SOURCE DOCUMENT:
■ ■ ■ ■

The Karnataka High Court, at the last hearing refused permission for any kind of religious dress in educational institutions

Sabrangindia 16 Feb 2022

Hijab Controversy

The Karnataka High Court bench led by Chief Justice Ritu Raj Awasthi continued to hear the petitions against the hijab ban in educational institutions. At the previous hearing, on February 10, the bench had refused to pass an interim order granting permission to the student to wear hijab or headscarf in class.

The Supreme Court as well refused to interfere with the High Court’s order saying that it will come in at the appropriate time and that it was very much aware of what was happening in the court and the state.

GO is erroneous

At the hearing on February 14, Senior Advocate Devadatt Kamat made submissions on behalf of petitioners against the Government Order (GO) dated February 5. He states that the GO says two things:

1. Wearing of head scarf is not protected by Article 25. Specific declaration made by State Govt

2. We leave it to CDC to decide whether headscarf can be allowed. Kamat submits that the first declaration is erroneous and the delegation to the CDC is also illegal.

Kamat argued, “The only aid to the State to restrict Article 25 is public order. Now "public order" is a state responsibility. Can a College Development Committee, consisting of MLA and subordinates, decide if this exercise of right is permissible?” He further argued that public order is not a mere law and order disturbance and submitted that "public order" was an essential State function and hence the CDC cannot be delegated to determine if hijab will violate public order.

He further submitted that the judgments of Kerala High Court judgment in Fathima Thasneem v. State of Kerala or Bombay High Court judgment in Fatheema Hussain Sayed v. Bharat Education Society, which the GO relies upon do not apply in this case since in one case judgement was passed in a minority institution the other for an all-girls school.

Hijab as essential practice

Kamat has made hijab as essential practice the core of his argument for the petitioners. He once again highlighted the Kerala High Court judgment declaring hijab as essential religious practice and submitted that the judgement states that if there is a practice which a believer thinks is part of his faith and that practice by itself does not violate public order or infringes upon anyone's freedom then the right to perform such a religious practice must be protected.

The Madras High Court judgement in M.Ajmal Khan v. Election Commission was also cited where the court had observed that there is almost unanimity amongst Muslim scholars that purdah is not essential but covering of head by scarf is obligatory.

He further cited the Supreme Court judgment in The Commissioner, Hindu Religious Endowments, Madras v Shri Lakshmindar Tirtha Swamiyar of Shri Shirur Mutt whereby the court stated that matters of dress can form an integral part of religion in terms of Article 25. Further, in Ratilal Panachand Gandhi v. State of Bombay the Supreme Court held that "No outside authority has any right to say that these are  not essential parts of religion and it is not open to the secular authority of the State to restrict or prohibit them in any manner".

■ ■ ■ ■

RECORDED DATA:
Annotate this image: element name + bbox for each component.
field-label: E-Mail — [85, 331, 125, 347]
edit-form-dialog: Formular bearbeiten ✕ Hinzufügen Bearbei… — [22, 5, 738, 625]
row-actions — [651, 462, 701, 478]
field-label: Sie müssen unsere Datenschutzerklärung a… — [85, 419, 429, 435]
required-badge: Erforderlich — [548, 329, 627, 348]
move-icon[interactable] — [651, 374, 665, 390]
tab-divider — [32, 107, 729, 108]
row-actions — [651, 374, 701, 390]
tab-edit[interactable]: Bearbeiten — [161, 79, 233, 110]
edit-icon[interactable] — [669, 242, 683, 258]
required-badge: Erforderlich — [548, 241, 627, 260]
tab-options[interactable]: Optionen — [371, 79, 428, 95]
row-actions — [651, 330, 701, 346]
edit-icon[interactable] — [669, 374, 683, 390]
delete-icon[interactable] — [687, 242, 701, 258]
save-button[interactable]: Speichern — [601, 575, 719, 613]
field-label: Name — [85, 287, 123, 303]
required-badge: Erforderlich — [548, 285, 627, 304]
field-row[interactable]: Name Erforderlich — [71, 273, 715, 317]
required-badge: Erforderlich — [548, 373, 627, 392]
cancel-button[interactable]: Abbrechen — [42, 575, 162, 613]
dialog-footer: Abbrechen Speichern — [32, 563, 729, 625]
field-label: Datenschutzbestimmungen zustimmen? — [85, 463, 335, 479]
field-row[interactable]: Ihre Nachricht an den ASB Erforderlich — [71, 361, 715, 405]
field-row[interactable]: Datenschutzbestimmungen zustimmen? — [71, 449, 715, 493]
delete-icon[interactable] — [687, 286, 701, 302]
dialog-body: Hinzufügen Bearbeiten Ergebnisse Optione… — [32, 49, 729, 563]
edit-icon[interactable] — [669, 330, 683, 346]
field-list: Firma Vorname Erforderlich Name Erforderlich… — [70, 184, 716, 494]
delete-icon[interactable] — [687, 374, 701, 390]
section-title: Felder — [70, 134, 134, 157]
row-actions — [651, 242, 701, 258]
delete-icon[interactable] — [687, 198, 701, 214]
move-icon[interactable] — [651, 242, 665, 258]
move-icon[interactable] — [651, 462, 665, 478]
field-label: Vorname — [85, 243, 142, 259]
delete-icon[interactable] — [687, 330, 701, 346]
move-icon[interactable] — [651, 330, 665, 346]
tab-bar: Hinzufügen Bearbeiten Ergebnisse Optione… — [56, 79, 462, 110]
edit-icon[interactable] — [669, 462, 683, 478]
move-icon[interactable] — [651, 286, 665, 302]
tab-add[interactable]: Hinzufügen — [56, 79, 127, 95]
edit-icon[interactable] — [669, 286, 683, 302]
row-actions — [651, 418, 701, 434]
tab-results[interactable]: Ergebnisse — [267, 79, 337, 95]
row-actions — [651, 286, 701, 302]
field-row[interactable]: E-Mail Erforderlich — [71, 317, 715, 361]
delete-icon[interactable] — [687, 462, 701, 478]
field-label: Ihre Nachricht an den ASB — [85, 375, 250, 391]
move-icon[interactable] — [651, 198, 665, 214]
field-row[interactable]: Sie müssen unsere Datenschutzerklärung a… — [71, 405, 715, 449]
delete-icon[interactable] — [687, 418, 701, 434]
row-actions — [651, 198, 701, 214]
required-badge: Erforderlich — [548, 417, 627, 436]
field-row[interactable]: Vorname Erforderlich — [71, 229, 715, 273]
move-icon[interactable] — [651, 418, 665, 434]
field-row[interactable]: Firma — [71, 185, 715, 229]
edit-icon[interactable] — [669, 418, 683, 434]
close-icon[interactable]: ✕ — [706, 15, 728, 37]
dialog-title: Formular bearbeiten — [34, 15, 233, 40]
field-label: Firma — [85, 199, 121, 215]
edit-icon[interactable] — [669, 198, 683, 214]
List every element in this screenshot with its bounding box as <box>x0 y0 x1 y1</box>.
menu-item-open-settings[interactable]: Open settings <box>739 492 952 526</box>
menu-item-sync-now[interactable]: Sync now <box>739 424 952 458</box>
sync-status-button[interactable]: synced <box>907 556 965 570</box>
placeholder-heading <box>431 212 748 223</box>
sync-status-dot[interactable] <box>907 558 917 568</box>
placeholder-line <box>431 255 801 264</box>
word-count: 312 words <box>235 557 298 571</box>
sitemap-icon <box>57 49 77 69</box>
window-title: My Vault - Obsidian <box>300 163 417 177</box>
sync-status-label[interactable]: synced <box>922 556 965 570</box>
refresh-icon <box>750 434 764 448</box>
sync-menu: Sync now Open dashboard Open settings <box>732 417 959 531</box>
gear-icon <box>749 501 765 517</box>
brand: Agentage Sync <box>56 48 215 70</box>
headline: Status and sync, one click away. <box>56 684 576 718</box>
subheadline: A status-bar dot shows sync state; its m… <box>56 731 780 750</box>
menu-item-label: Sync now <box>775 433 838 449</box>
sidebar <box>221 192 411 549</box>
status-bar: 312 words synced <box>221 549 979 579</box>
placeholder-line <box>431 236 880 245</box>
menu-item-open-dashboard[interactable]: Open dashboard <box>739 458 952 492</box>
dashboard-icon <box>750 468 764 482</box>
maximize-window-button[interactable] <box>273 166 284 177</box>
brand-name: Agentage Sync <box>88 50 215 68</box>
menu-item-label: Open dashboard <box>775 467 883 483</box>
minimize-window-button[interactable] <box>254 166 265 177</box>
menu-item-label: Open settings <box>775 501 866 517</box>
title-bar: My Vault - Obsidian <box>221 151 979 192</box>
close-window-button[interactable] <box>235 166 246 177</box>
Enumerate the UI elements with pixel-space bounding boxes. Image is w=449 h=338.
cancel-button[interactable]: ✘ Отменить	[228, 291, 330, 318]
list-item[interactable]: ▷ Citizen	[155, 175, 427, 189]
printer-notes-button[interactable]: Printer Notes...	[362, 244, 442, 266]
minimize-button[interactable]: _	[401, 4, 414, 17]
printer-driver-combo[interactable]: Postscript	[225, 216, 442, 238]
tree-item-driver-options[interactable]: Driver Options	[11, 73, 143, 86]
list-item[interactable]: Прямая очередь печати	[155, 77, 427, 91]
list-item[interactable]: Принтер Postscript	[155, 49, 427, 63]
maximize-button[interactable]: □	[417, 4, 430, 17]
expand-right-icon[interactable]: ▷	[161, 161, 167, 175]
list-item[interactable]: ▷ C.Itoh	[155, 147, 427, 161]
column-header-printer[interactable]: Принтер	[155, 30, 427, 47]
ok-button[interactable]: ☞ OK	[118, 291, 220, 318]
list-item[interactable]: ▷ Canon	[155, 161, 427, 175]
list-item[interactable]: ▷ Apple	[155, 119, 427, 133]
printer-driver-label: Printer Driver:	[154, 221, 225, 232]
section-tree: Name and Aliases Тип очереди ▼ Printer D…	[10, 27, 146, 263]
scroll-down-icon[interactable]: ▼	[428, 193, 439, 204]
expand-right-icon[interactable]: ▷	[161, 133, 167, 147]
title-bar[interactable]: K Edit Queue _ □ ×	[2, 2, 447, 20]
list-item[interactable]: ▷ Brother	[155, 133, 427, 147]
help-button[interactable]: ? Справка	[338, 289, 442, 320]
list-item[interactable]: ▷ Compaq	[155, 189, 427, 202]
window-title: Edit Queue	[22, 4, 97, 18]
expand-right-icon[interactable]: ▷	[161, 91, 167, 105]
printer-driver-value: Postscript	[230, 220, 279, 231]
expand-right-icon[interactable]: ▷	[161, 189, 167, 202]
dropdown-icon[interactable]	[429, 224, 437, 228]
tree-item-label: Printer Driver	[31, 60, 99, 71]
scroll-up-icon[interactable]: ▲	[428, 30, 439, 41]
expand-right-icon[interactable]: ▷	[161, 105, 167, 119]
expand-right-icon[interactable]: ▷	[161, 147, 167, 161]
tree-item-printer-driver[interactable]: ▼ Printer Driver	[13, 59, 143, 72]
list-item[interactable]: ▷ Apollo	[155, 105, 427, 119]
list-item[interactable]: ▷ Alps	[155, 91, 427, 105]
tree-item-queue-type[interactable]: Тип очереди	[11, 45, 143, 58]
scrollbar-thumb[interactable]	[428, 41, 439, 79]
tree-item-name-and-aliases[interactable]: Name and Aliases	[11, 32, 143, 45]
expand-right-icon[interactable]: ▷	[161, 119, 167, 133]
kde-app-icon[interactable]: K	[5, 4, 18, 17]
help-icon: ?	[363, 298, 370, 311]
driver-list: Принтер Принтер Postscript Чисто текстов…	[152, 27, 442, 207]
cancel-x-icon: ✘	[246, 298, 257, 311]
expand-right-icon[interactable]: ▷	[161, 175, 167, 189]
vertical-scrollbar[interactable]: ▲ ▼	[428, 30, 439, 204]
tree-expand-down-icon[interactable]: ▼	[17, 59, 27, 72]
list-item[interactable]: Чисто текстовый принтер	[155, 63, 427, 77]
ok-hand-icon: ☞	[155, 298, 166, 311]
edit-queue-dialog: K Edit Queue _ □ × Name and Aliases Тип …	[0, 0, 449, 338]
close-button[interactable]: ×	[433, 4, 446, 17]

■ ■ ■ ■

TASK 1: List every judgment that the hijab hearing article identifies by its case title.
TASK 2: According to the hijab hearing article, what was the date of the Government Order that Devadatt Kamat argued against?
Answer only from the hijab hearing article, not from the entries.

ANSWER 1:
- Fathima Thasneem v. State of Kerala
- Fatheema Hussain Sayed v. Bharat Education Society
- M.Ajmal Khan v. Election Commission
- The Commissioner, Hindu Religious Endowments, Madras v Shri Lakshmindar Tirtha Swamiyar of Shri Shirur Mutt
- Ratilal Panachand Gandhi v. State of Bombay

ANSWER 2: February 5